GIVEN TASK: Reply with the count of lines holding "карантина", nothing more.

(Data entries)
>> Start

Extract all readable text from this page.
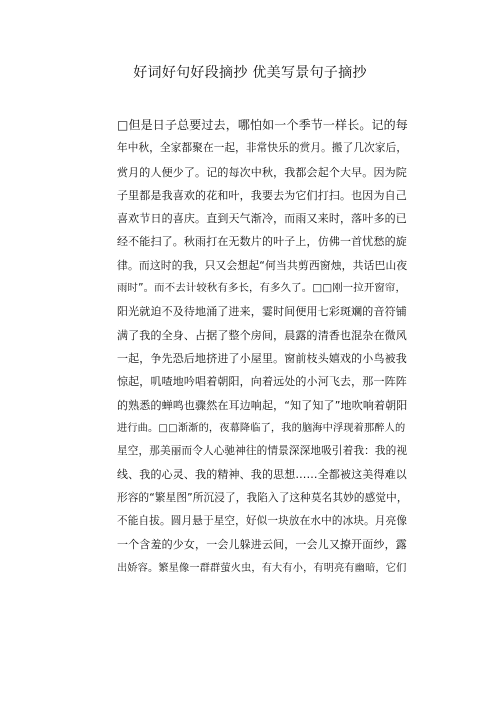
好词好句好段摘抄 优美写景句子摘抄
□但是日子总要过去，哪怕如一个季节一样长。记的每
年中秋，全家都聚在一起，非常快乐的赏月。搬了几次家后，
赏月的人便少了。记的每次中秋，我都会起个大早。因为院
子里都是我喜欢的花和叶，我要去为它们打扫。也因为自己
喜欢节日的喜庆。直到天气渐冷，而雨又来时，落叶多的已
经不能扫了。秋雨打在无数片的叶子上，仿佛一首忧愁的旋
律。而这时的我，只又会想起“何当共剪西窗烛，共话巴山夜
雨时”。而不去计较秋有多长，有多久了。□□刚一拉开窗帘，
阳光就迫不及待地涌了进来，霎时间便用七彩斑斓的音符铺
满了我的全身、占据了整个房间，晨露的清香也混杂在微风
一起，争先恐后地挤进了小屋里。窗前枝头嬉戏的小鸟被我
惊起，叽喳地吟唱着朝阳，向着远处的小河飞去，那一阵阵
的熟悉的蝉鸣也骤然在耳边响起，“知了知了”地吹响着朝阳
进行曲。□□渐渐的，夜幕降临了，我的脑海中浮现着那醉人的
星空，那美丽而令人心驰神往的情景深深地吸引着我：我的视
线、我的心灵、我的精神、我的思想……全都被这美得难以
形容的“繁星图”所沉浸了，我陷入了这种莫名其妙的感觉中，
不能自拔。圆月悬于星空，好似一块放在水中的冰块。月亮像
一个含羞的少女，一会儿躲进云间，一会儿又撩开面纱，露
出娇容。繁星像一群群萤火虫，有大有小，有明亮有幽暗，它们
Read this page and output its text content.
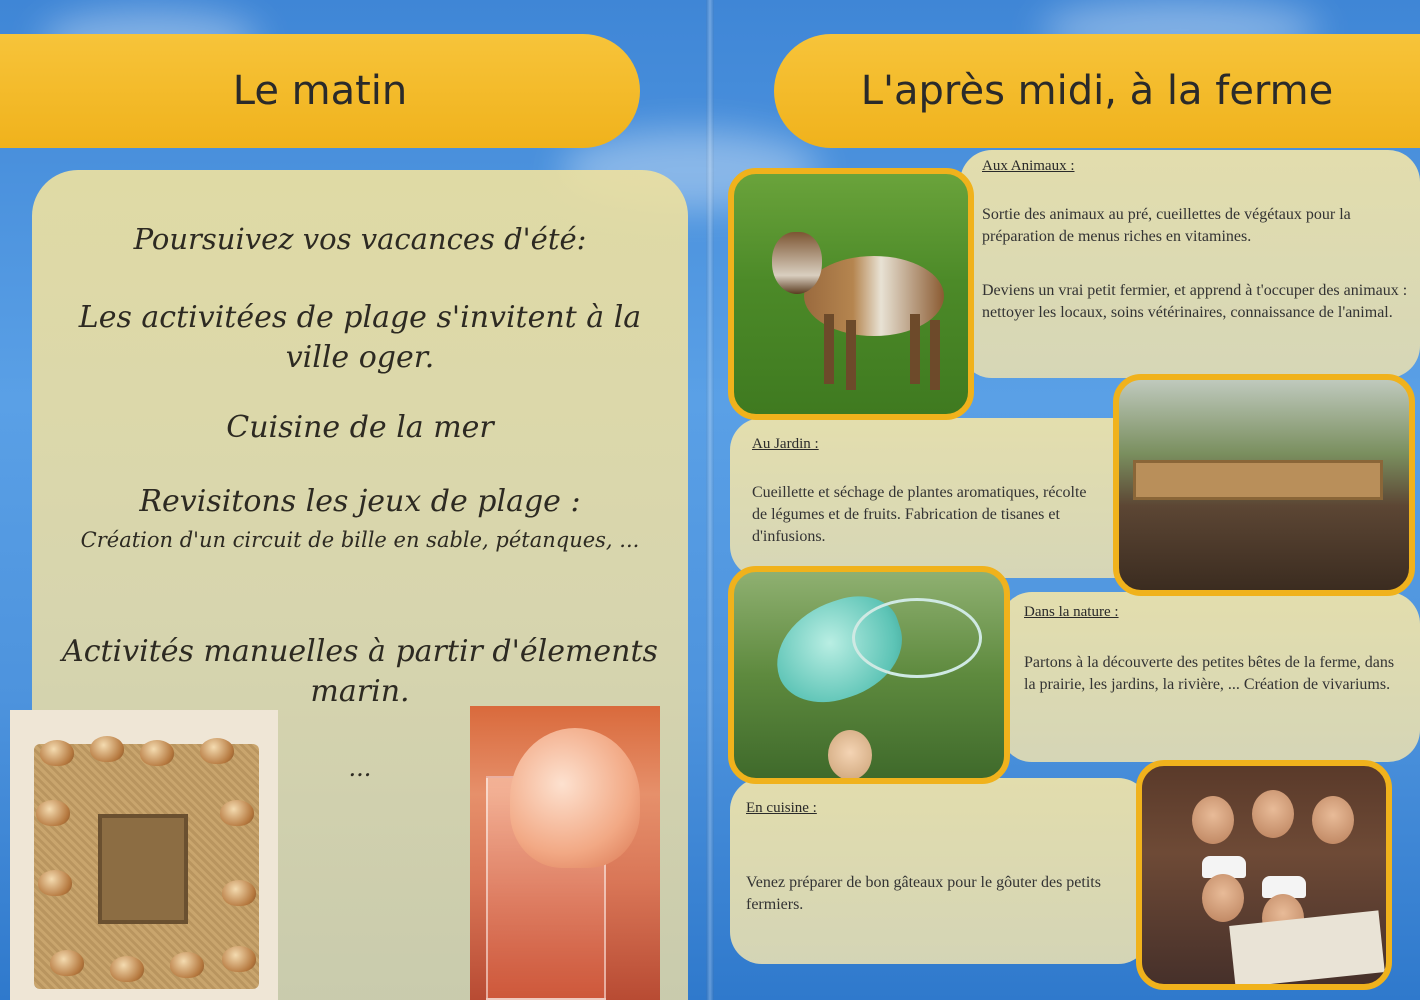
Le matin
Poursuivez vos vacances d'été:
Les activitées de plage s'invitent à la ville oger.
Cuisine de la mer
Revisitons les jeux de plage :
Création d'un circuit de bille en sable, pétanques, ...
Activités manuelles à partir d'élements marin.
...
L'après midi, à la ferme
Aux Animaux :
Sortie des animaux au pré, cueillettes de végétaux pour la préparation de menus riches en vitamines.
Deviens un vrai petit fermier, et apprend à t'occuper des animaux : nettoyer les locaux, soins vétérinaires, connaissance de l'animal.
Au Jardin :
Cueillette et séchage de plantes aromatiques, récolte de légumes et de fruits. Fabrication de tisanes et d'infusions.
Dans la nature :
Partons à la découverte des petites bêtes de la ferme, dans la prairie, les jardins, la rivière, ... Création de vivariums.
En cuisine :
Venez préparer de bon gâteaux pour le gôuter des petits fermiers.
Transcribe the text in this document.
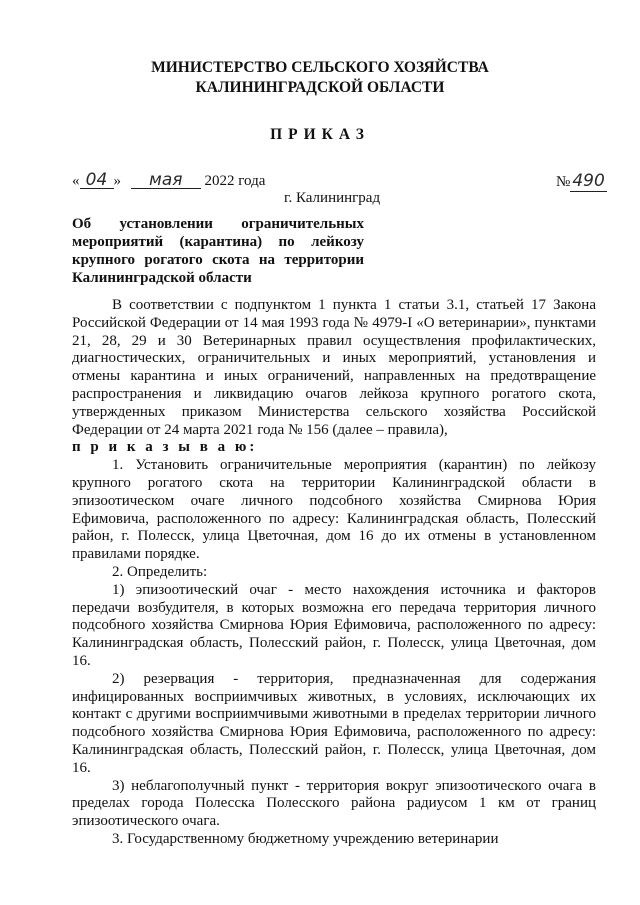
МИНИСТЕРСТВО СЕЛЬСКОГО ХОЗЯЙСТВА
КАЛИНИНГРАДСКОЙ ОБЛАСТИ
ПРИКАЗ
« 04 » мая 2022 года	№ 490
г. Калининград
Об установлении ограничительных мероприятий (карантина) по лейкозу крупного рогатого скота на территории Калининградской области

В соответствии с подпунктом 1 пункта 1 статьи 3.1, статьей 17 Закона Российской Федерации от 14 мая 1993 года № 4979-I «О ветеринарии», пунктами 21, 28, 29 и 30 Ветеринарных правил осуществления профилактических, диагностических, ограничительных и иных мероприятий, установления и отмены карантина и иных ограничений, направленных на предотвращение распространения и ликвидацию очагов лейкоза крупного рогатого скота, утвержденных приказом Министерства сельского хозяйства Российской Федерации от 24 марта 2021 года № 156 (далее – правила),
п р и к а з ы в а ю:

1. Установить ограничительные мероприятия (карантин) по лейкозу крупного рогатого скота на территории Калининградской области в эпизоотическом очаге личного подсобного хозяйства Смирнова Юрия Ефимовича, расположенного по адресу: Калининградская область, Полесский район, г. Полесск, улица Цветочная, дом 16 до их отмены в установленном правилами порядке.

2. Определить:

1) эпизоотический очаг - место нахождения источника и факторов передачи возбудителя, в которых возможна его передача территория личного подсобного хозяйства Смирнова Юрия Ефимовича, расположенного по адресу: Калининградская область, Полесский район, г. Полесск, улица Цветочная, дом 16.

2) резервация - территория, предназначенная для содержания инфицированных восприимчивых животных, в условиях, исключающих их контакт с другими восприимчивыми животными в пределах территории личного подсобного хозяйства Смирнова Юрия Ефимовича, расположенного по адресу: Калининградская область, Полесский район, г. Полесск, улица Цветочная, дом 16.

3) неблагополучный пункт - территория вокруг эпизоотического очага в пределах города Полесска Полесского района радиусом 1 км от границ эпизоотического очага.

3. Государственному бюджетному учреждению ветеринарии
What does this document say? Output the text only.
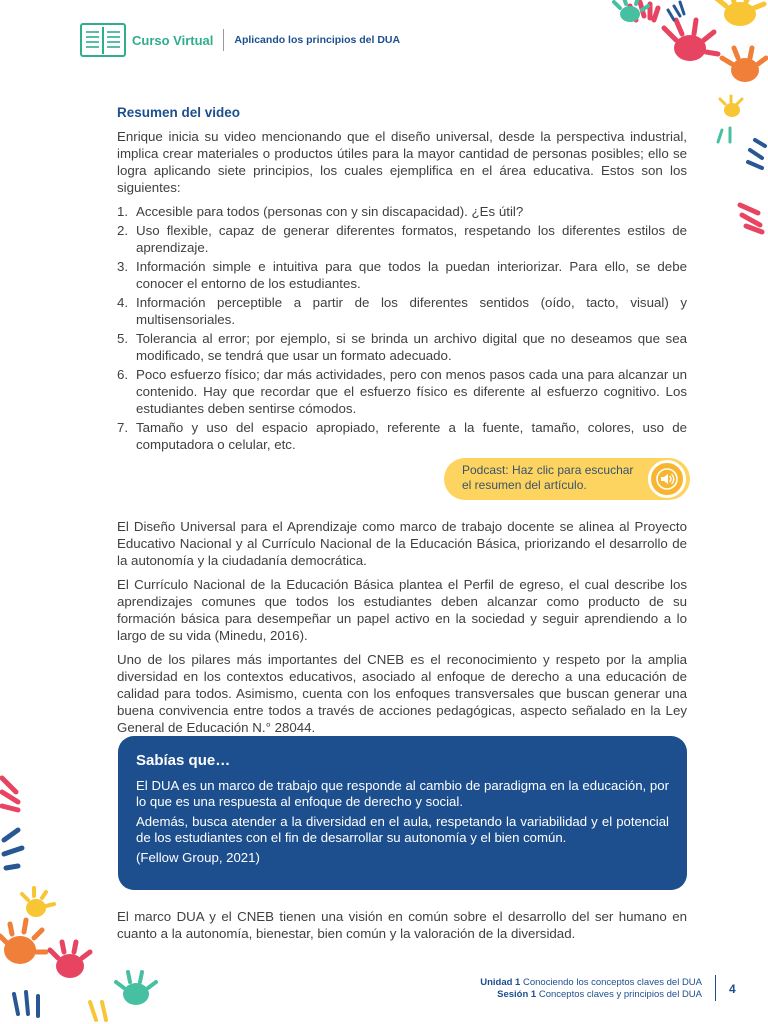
Curso Virtual Aplicando los principios del DUA
Resumen del video

Enrique inicia su video mencionando que el diseño universal, desde la perspectiva industrial, implica crear materiales o productos útiles para la mayor cantidad de personas posibles; ello se logra aplicando siete principios, los cuales ejemplifica en el área educativa. Estos son los siguientes:

1. Accesible para todos (personas con y sin discapacidad). ¿Es útil?
2. Uso flexible, capaz de generar diferentes formatos, respetando los diferentes estilos de aprendizaje.
3. Información simple e intuitiva para que todos la puedan interiorizar. Para ello, se debe conocer el entorno de los estudiantes.
4. Información perceptible a partir de los diferentes sentidos (oído, tacto, visual) y multisensoriales.
5. Tolerancia al error; por ejemplo, si se brinda un archivo digital que no deseamos que sea modificado, se tendrá que usar un formato adecuado.
6. Poco esfuerzo físico; dar más actividades, pero con menos pasos cada una para alcanzar un contenido. Hay que recordar que el esfuerzo físico es diferente al esfuerzo cognitivo. Los estudiantes deben sentirse cómodos.
7. Tamaño y uso del espacio apropiado, referente a la fuente, tamaño, colores, uso de computadora o celular, etc.
Podcast: Haz clic para escuchar el resumen del artículo.

El Diseño Universal para el Aprendizaje como marco de trabajo docente se alinea al Proyecto Educativo Nacional y al Currículo Nacional de la Educación Básica, priorizando el desarrollo de la autonomía y la ciudadanía democrática.

El Currículo Nacional de la Educación Básica plantea el Perfil de egreso, el cual describe los aprendizajes comunes que todos los estudiantes deben alcanzar como producto de su formación básica para desempeñar un papel activo en la sociedad y seguir aprendiendo a lo largo de su vida (Minedu, 2016).

Uno de los pilares más importantes del CNEB es el reconocimiento y respeto por la amplia diversidad en los contextos educativos, asociado al enfoque de derecho a una educación de calidad para todos. Asimismo, cuenta con los enfoques transversales que buscan generar una buena convivencia entre todos a través de acciones pedagógicas, aspecto señalado en la Ley General de Educación N.° 28044.

Sabías que…

El DUA es un marco de trabajo que responde al cambio de paradigma en la educación, por lo que es una respuesta al enfoque de derecho y social.

Además, busca atender a la diversidad en el aula, respetando la variabilidad y el potencial de los estudiantes con el fin de desarrollar su autonomía y el bien común.

(Fellow Group, 2021)

El marco DUA y el CNEB tienen una visión en común sobre el desarrollo del ser humano en cuanto a la autonomía, bienestar, bien común y la valoración de la diversidad.

Unidad 1 Conociendo los conceptos claves del DUA
Sesión 1 Conceptos claves y principios del DUA 4
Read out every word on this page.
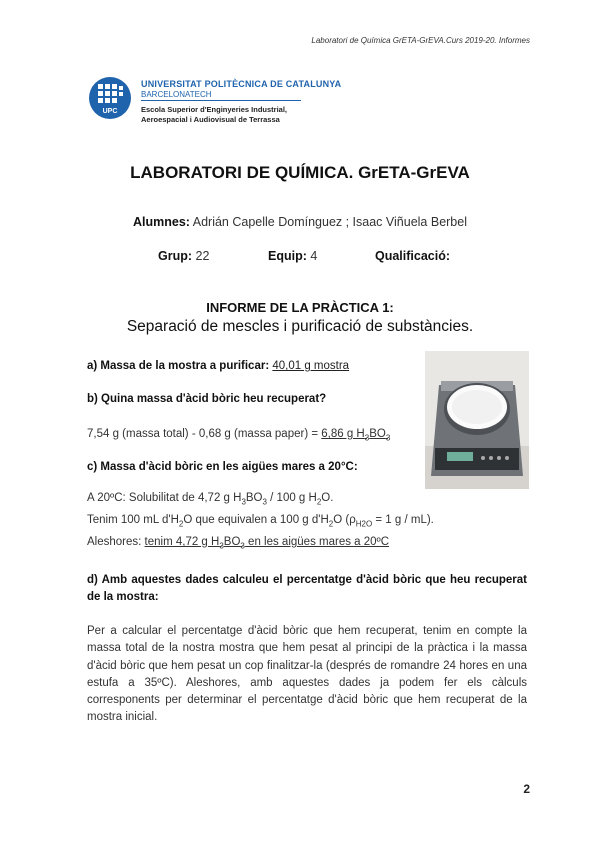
Laboratori de Química GrETA-GrEVA.Curs 2019-20. Informes
UPC
UNIVERSITAT POLITÈCNICA DE CATALUNYA
BARCELONATECH
Escola Superior d'Enginyeries Industrial,
Aeroespacial i Audiovisual de Terrassa
LABORATORI DE QUÍMICA. GrETA-GrEVA
Alumnes: Adrián Capelle Domínguez ; Isaac Viñuela Berbel
Grup: 22	Equip: 4	Qualificació:
INFORME DE LA PRÀCTICA 1:
Separació de mescles i purificació de substàncies.
a) Massa de la mostra a purificar: 40,01 g mostra
b) Quina massa d'àcid bòric heu recuperat?
7,54 g (massa total) - 0,68 g (massa paper) = 6,86 g $H_3BO_3$
c) Massa d'àcid bòric en les aigües mares a 20°C:
A 20ºC: Solubilitat de 4,72 g $H_3BO_3 / 100$ g $H_2O$.
Tenim 100 mL $d'H_2O$ que equivalen a 100 g $d'H_2O$ ($\rho_{H2O} = 1$ g / mL).
Aleshores: tenim 4,72 g $H_3BO_3$ en les aigües mares a 20ºC
d) Amb aquestes dades calculeu el percentatge d'àcid bòric que heu recuperat de la mostra:
Per a calcular el percentatge d'àcid bòric que hem recuperat, tenim en compte la massa total de la nostra mostra que hem pesat al principi de la pràctica i la massa d'àcid bòric que hem pesat un cop finalitzar-la (després de romandre 24 hores en una estufa a 35ºC). Aleshores, amb aquestes dades ja podem fer els càlculs corresponents per determinar el percentatge d'àcid bòric que hem recuperat de la mostra inicial.
2
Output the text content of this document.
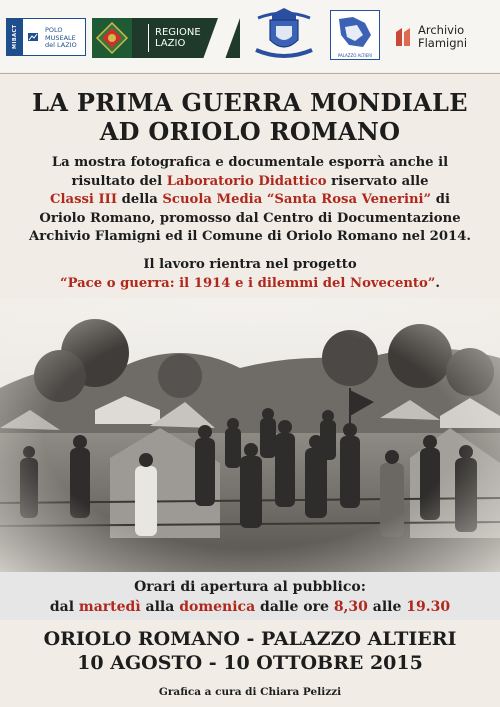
MIBACT	POLO
MUSEALE
del LAZIO
REGIONE
LAZIO
PALAZZO ALTIERI
Archivio
Flamigni
LA PRIMA GUERRA MONDIALE
AD ORIOLO ROMANO
La mostra fotografica e documentale esporrà anche il
risultato del Laboratorio Didattico riservato alle
Classi III della Scuola Media “Santa Rosa Venerini” di
Oriolo Romano, promosso dal Centro di Documentazione
Archivio Flamigni ed il Comune di Oriolo Romano nel 2014.
Il lavoro rientra nel progetto
“Pace o guerra: il 1914 e i dilemmi del Novecento”.
Orari di apertura al pubblico:
dal martedì alla domenica dalle ore 8,30 alle 19.30
ORIOLO ROMANO - PALAZZO ALTIERI
10 AGOSTO - 10 OTTOBRE 2015
Grafica a cura di Chiara Pelizzi
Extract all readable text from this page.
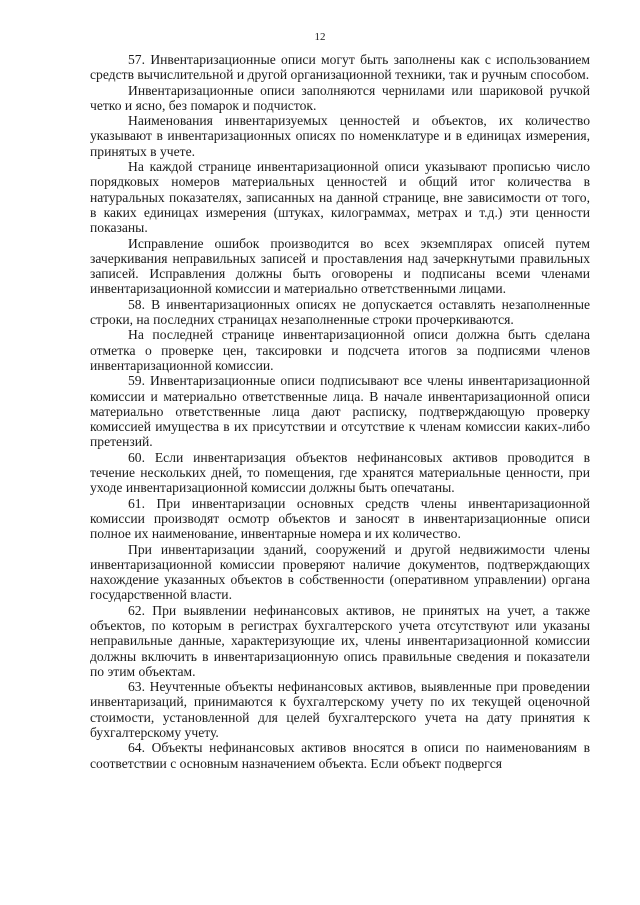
12

57. Инвентаризационные описи могут быть заполнены как с использованием средств вычислительной и другой организационной техники, так и ручным способом.

Инвентаризационные описи заполняются чернилами или шариковой ручкой четко и ясно, без помарок и подчисток.

Наименования инвентаризуемых ценностей и объектов, их количество указывают в инвентаризационных описях по номенклатуре и в единицах измерения, принятых в учете.

На каждой странице инвентаризационной описи указывают прописью число порядковых номеров материальных ценностей и общий итог количества в натуральных показателях, записанных на данной странице, вне зависимости от того, в каких единицах измерения (штуках, килограммах, метрах и т.д.) эти ценности показаны.

Исправление ошибок производится во всех экземплярах описей путем зачеркивания неправильных записей и проставления над зачеркнутыми правильных записей. Исправления должны быть оговорены и подписаны всеми членами инвентаризационной комиссии и материально ответственными лицами.

58. В инвентаризационных описях не допускается оставлять незаполненные строки, на последних страницах незаполненные строки прочеркиваются.

На последней странице инвентаризационной описи должна быть сделана отметка о проверке цен, таксировки и подсчета итогов за подписями членов инвентаризационной комиссии.

59. Инвентаризационные описи подписывают все члены инвентаризационной комиссии и материально ответственные лица. В начале инвентаризационной описи материально ответственные лица дают расписку, подтверждающую проверку комиссией имущества в их присутствии и отсутствие к членам комиссии каких-либо претензий.

60. Если инвентаризация объектов нефинансовых активов проводится в течение нескольких дней, то помещения, где хранятся материальные ценности, при уходе инвентаризационной комиссии должны быть опечатаны.

61. При инвентаризации основных средств члены инвентаризационной комиссии производят осмотр объектов и заносят в инвентаризационные описи полное их наименование, инвентарные номера и их количество.

При инвентаризации зданий, сооружений и другой недвижимости члены инвентаризационной комиссии проверяют наличие документов, подтверждающих нахождение указанных объектов в собственности (оперативном управлении) органа государственной власти.

62. При выявлении нефинансовых активов, не принятых на учет, а также объектов, по которым в регистрах бухгалтерского учета отсутствуют или указаны неправильные данные, характеризующие их, члены инвентаризационной комиссии должны включить в инвентаризационную опись правильные сведения и показатели по этим объектам.

63. Неучтенные объекты нефинансовых активов, выявленные при проведении инвентаризаций, принимаются к бухгалтерскому учету по их текущей оценочной стоимости, установленной для целей бухгалтерского учета на дату принятия к бухгалтерскому учету.

64. Объекты нефинансовых активов вносятся в описи по наименованиям в соответствии с основным назначением объекта. Если объект подвергся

>> End

SOLVED PROBLEM: 2